→ **Directions for this task**: Copy each line of the entries beneath that contains the word "signes".

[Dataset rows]
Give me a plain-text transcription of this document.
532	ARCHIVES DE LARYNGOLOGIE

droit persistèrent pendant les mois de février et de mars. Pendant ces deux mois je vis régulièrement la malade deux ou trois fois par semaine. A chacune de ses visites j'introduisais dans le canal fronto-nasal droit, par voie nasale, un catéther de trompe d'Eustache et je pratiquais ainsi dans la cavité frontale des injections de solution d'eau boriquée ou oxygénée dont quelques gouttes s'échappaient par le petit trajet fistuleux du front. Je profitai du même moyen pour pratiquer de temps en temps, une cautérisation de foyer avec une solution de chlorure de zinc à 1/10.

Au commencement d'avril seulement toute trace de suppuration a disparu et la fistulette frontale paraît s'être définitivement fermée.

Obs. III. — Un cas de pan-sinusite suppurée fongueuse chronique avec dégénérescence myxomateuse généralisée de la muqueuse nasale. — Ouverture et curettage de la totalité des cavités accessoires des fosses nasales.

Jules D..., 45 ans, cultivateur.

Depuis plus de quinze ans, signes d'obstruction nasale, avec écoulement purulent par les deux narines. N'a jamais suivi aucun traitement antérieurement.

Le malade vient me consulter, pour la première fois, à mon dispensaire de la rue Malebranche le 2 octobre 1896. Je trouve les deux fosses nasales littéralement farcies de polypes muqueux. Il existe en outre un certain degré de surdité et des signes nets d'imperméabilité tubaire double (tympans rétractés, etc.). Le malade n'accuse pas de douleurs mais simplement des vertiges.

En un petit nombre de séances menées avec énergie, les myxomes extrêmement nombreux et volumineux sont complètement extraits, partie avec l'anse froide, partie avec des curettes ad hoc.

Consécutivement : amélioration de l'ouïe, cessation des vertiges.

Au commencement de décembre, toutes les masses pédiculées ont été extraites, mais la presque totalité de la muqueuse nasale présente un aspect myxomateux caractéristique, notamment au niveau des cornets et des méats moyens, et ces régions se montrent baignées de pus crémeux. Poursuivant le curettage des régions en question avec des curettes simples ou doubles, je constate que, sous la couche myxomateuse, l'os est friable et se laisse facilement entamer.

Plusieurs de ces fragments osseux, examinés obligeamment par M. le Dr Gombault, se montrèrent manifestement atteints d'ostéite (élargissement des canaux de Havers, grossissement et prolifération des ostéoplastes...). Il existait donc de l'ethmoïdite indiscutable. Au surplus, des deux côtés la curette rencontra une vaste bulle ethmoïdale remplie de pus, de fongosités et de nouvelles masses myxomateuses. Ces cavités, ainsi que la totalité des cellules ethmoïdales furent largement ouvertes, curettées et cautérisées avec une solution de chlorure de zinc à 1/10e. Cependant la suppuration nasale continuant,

→ **Finished task**:
Depuis plus de quinze ans, signes d'obstruction nasale, avec écoulement purulent par les deux narines. N'a jamais suivi aucun traitement antérieurement.
Le malade vient me consulter, pour la première fois, à mon dispensaire de la rue Malebranche le 2 octobre 1896. Je trouve les deux fosses nasales littéralement farcies de polypes muqueux. Il existe en outre un certain degré de surdité et des signes nets d'imperméabilité tubaire double (tympans rétractés, etc.). Le malade n'accuse pas de douleurs mais simplement des vertiges.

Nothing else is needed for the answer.